- _Problem to solve_:
Write out again only the lines between the one with "Transcribe this image's" and the end of the records below, both ends counted, and don't include the pictures.

------ Data for the task

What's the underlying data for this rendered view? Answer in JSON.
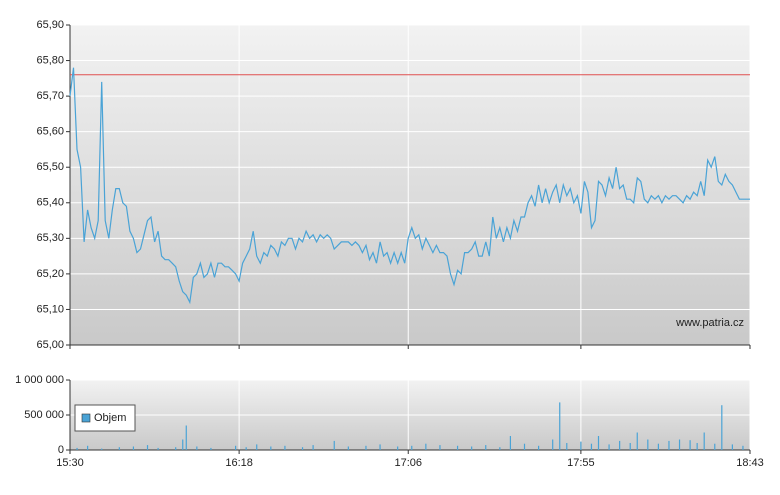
{
  "chart_data": [
    {
      "type": "line",
      "x": [
        "15:30",
        "15:31",
        "15:32",
        "15:33",
        "15:34",
        "15:35",
        "15:36",
        "15:37",
        "15:38",
        "15:39",
        "15:40",
        "15:41",
        "15:42",
        "15:43",
        "15:44",
        "15:45",
        "15:46",
        "15:47",
        "15:48",
        "15:49",
        "15:50",
        "15:51",
        "15:52",
        "15:53",
        "15:54",
        "15:55",
        "15:56",
        "15:57",
        "15:58",
        "15:59",
        "16:00",
        "16:01",
        "16:02",
        "16:03",
        "16:04",
        "16:05",
        "16:06",
        "16:07",
        "16:08",
        "16:09",
        "16:10",
        "16:11",
        "16:12",
        "16:13",
        "16:14",
        "16:15",
        "16:16",
        "16:17",
        "16:18",
        "16:19",
        "16:20",
        "16:21",
        "16:22",
        "16:23",
        "16:24",
        "16:25",
        "16:26",
        "16:27",
        "16:28",
        "16:29",
        "16:30",
        "16:31",
        "16:32",
        "16:33",
        "16:34",
        "16:35",
        "16:36",
        "16:37",
        "16:38",
        "16:39",
        "16:40",
        "16:41",
        "16:42",
        "16:43",
        "16:44",
        "16:45",
        "16:46",
        "16:47",
        "16:48",
        "16:49",
        "16:50",
        "16:51",
        "16:52",
        "16:53",
        "16:54",
        "16:55",
        "16:56",
        "16:57",
        "16:58",
        "16:59",
        "17:00",
        "17:01",
        "17:02",
        "17:03",
        "17:04",
        "17:05",
        "17:06",
        "17:07",
        "17:08",
        "17:09",
        "17:10",
        "17:11",
        "17:12",
        "17:13",
        "17:14",
        "17:15",
        "17:16",
        "17:17",
        "17:18",
        "17:19",
        "17:20",
        "17:21",
        "17:22",
        "17:23",
        "17:24",
        "17:25",
        "17:26",
        "17:27",
        "17:28",
        "17:29",
        "17:30",
        "17:31",
        "17:32",
        "17:33",
        "17:34",
        "17:35",
        "17:36",
        "17:37",
        "17:38",
        "17:39",
        "17:40",
        "17:41",
        "17:42",
        "17:43",
        "17:44",
        "17:45",
        "17:46",
        "17:47",
        "17:48",
        "17:49",
        "17:50",
        "17:51",
        "17:52",
        "17:53",
        "17:54",
        "17:55",
        "17:56",
        "17:57",
        "17:58",
        "17:59",
        "18:00",
        "18:01",
        "18:02",
        "18:03",
        "18:04",
        "18:05",
        "18:06",
        "18:07",
        "18:08",
        "18:09",
        "18:10",
        "18:11",
        "18:12",
        "18:13",
        "18:14",
        "18:15",
        "18:16",
        "18:17",
        "18:18",
        "18:19",
        "18:20",
        "18:21",
        "18:22",
        "18:23",
        "18:24",
        "18:25",
        "18:26",
        "18:27",
        "18:28",
        "18:29",
        "18:30",
        "18:31",
        "18:32",
        "18:33",
        "18:34",
        "18:35",
        "18:36",
        "18:37",
        "18:38",
        "18:39",
        "18:40",
        "18:41",
        "18:42",
        "18:43"
      ],
      "series": [
        {
          "color": "#4aa3d6",
          "values": [
            65.7,
            65.78,
            65.55,
            65.5,
            65.29,
            65.38,
            65.33,
            65.3,
            65.35,
            65.74,
            65.35,
            65.3,
            65.38,
            65.44,
            65.44,
            65.4,
            65.39,
            65.32,
            65.3,
            65.26,
            65.27,
            65.31,
            65.35,
            65.36,
            65.29,
            65.32,
            65.25,
            65.24,
            65.24,
            65.23,
            65.22,
            65.18,
            65.15,
            65.14,
            65.12,
            65.19,
            65.2,
            65.23,
            65.19,
            65.2,
            65.23,
            65.19,
            65.23,
            65.23,
            65.22,
            65.22,
            65.21,
            65.2,
            65.18,
            65.23,
            65.25,
            65.27,
            65.32,
            65.25,
            65.23,
            65.26,
            65.25,
            65.28,
            65.27,
            65.25,
            65.29,
            65.28,
            65.3,
            65.3,
            65.27,
            65.3,
            65.29,
            65.32,
            65.3,
            65.31,
            65.29,
            65.31,
            65.3,
            65.31,
            65.3,
            65.27,
            65.28,
            65.29,
            65.29,
            65.29,
            65.28,
            65.29,
            65.28,
            65.26,
            65.28,
            65.24,
            65.26,
            65.23,
            65.29,
            65.25,
            65.26,
            65.23,
            65.26,
            65.23,
            65.26,
            65.23,
            65.3,
            65.33,
            65.3,
            65.31,
            65.27,
            65.3,
            65.28,
            65.26,
            65.28,
            65.26,
            65.26,
            65.25,
            65.2,
            65.17,
            65.21,
            65.2,
            65.26,
            65.26,
            65.27,
            65.29,
            65.25,
            65.25,
            65.29,
            65.25,
            65.36,
            65.3,
            65.33,
            65.29,
            65.33,
            65.3,
            65.35,
            65.32,
            65.36,
            65.36,
            65.4,
            65.42,
            65.39,
            65.45,
            65.4,
            65.44,
            65.4,
            65.43,
            65.45,
            65.4,
            65.45,
            65.42,
            65.44,
            65.4,
            65.42,
            65.37,
            65.46,
            65.43,
            65.33,
            65.35,
            65.46,
            65.45,
            65.42,
            65.47,
            65.44,
            65.5,
            65.44,
            65.45,
            65.41,
            65.41,
            65.4,
            65.47,
            65.46,
            65.41,
            65.4,
            65.42,
            65.41,
            65.42,
            65.4,
            65.42,
            65.41,
            65.42,
            65.42,
            65.41,
            65.4,
            65.42,
            65.41,
            65.43,
            65.42,
            65.46,
            65.42,
            65.52,
            65.5,
            65.53,
            65.46,
            65.45,
            65.48,
            65.46,
            65.45,
            65.43,
            65.41,
            65.41,
            65.41,
            65.41
          ]
        }
      ],
      "reference_line": {
        "value": 65.76,
        "color": "#e05050"
      },
      "xlim": [
        "15:30",
        "18:43"
      ],
      "xticks": [
        "15:30",
        "16:18",
        "17:06",
        "17:55",
        "18:43"
      ],
      "ylim": [
        65.0,
        65.9
      ],
      "yticks": [
        {
          "value": 65.0,
          "label": "65,00"
        },
        {
          "value": 65.1,
          "label": "65,10"
        },
        {
          "value": 65.2,
          "label": "65,20"
        },
        {
          "value": 65.3,
          "label": "65,30"
        },
        {
          "value": 65.4,
          "label": "65,40"
        },
        {
          "value": 65.5,
          "label": "65,50"
        },
        {
          "value": 65.6,
          "label": "65,60"
        },
        {
          "value": 65.7,
          "label": "65,70"
        },
        {
          "value": 65.8,
          "label": "65,80"
        },
        {
          "value": 65.9,
          "label": "65,90"
        }
      ],
      "grid": true,
      "annotation": "www.patria.cz"
    },
    {
      "type": "bar",
      "x": [
        "15:32",
        "15:35",
        "15:39",
        "15:44",
        "15:48",
        "15:52",
        "15:55",
        "16:00",
        "16:02",
        "16:03",
        "16:06",
        "16:10",
        "16:17",
        "16:20",
        "16:23",
        "16:27",
        "16:31",
        "16:36",
        "16:39",
        "16:45",
        "16:49",
        "16:54",
        "16:58",
        "17:03",
        "17:07",
        "17:11",
        "17:15",
        "17:20",
        "17:24",
        "17:28",
        "17:32",
        "17:35",
        "17:39",
        "17:43",
        "17:47",
        "17:49",
        "17:51",
        "17:55",
        "17:58",
        "18:00",
        "18:03",
        "18:06",
        "18:09",
        "18:11",
        "18:14",
        "18:17",
        "18:20",
        "18:23",
        "18:26",
        "18:28",
        "18:30",
        "18:33",
        "18:35",
        "18:38",
        "18:41"
      ],
      "series": [
        {
          "name": "Objem",
          "color": "#4aa3d6",
          "values": [
            30000,
            60000,
            20000,
            40000,
            50000,
            70000,
            30000,
            40000,
            150000,
            350000,
            50000,
            30000,
            60000,
            40000,
            80000,
            50000,
            60000,
            40000,
            70000,
            130000,
            50000,
            60000,
            80000,
            50000,
            60000,
            90000,
            70000,
            60000,
            50000,
            70000,
            40000,
            200000,
            90000,
            60000,
            150000,
            680000,
            100000,
            120000,
            90000,
            200000,
            80000,
            130000,
            100000,
            250000,
            150000,
            90000,
            130000,
            150000,
            140000,
            100000,
            250000,
            90000,
            640000,
            80000,
            60000
          ]
        }
      ],
      "xlim": [
        "15:30",
        "18:43"
      ],
      "xticks": [
        "15:30",
        "16:18",
        "17:06",
        "17:55",
        "18:43"
      ],
      "ylim": [
        0,
        1000000
      ],
      "yticks": [
        0,
        {
          "value": 500000,
          "label": "500 000"
        },
        {
          "value": 1000000,
          "label": "1 000 000"
        }
      ],
      "grid": true,
      "legend": "upper-left"
    }
  ]
}
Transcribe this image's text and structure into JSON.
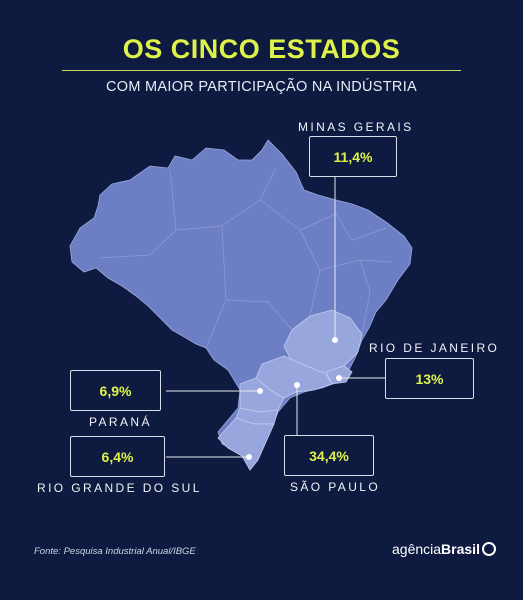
{
  "title": "OS CINCO ESTADOS",
  "subtitle": "COM MAIOR PARTICIPAÇÃO NA INDÚSTRIA",
  "states": [
    {
      "name": "MINAS GERAIS",
      "value": "11,4%"
    },
    {
      "name": "RIO DE JANEIRO",
      "value": "13%"
    },
    {
      "name": "PARANÁ",
      "value": "6,9%"
    },
    {
      "name": "RIO GRANDE DO SUL",
      "value": "6,4%"
    },
    {
      "name": "SÃO PAULO",
      "value": "34,4%"
    }
  ],
  "source": "Fonte: Pesquisa Industrial Anual/IBGE",
  "logo": {
    "light": "agência",
    "bold": "Brasil"
  },
  "colors": {
    "background": "#0e1a40",
    "map_fill": "#6d7fc4",
    "highlight_fill": "#96a6dc",
    "accent": "#dff24a"
  }
}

------------

- _Final result_:
Transcribe this image's text and structure into JSON.
{
  "title": "OS CINCO ESTADOS",
  "subtitle": "COM MAIOR PARTICIPAÇÃO NA INDÚSTRIA",
  "states": [
    {
      "name": "MINAS GERAIS",
      "value": "11,4%"
    },
    {
      "name": "RIO DE JANEIRO",
      "value": "13%"
    },
    {
      "name": "PARANÁ",
      "value": "6,9%"
    },
    {
      "name": "RIO GRANDE DO SUL",
      "value": "6,4%"
    },
    {
      "name": "SÃO PAULO",
      "value": "34,4%"
    }
  ],
  "source": "Fonte: Pesquisa Industrial Anual/IBGE",
  "logo": {
    "light": "agência",
    "bold": "Brasil"
  },
  "colors": {
    "background": "#0e1a40",
    "map_fill": "#6d7fc4",
    "highlight_fill": "#96a6dc",
    "accent": "#dff24a"
  }
}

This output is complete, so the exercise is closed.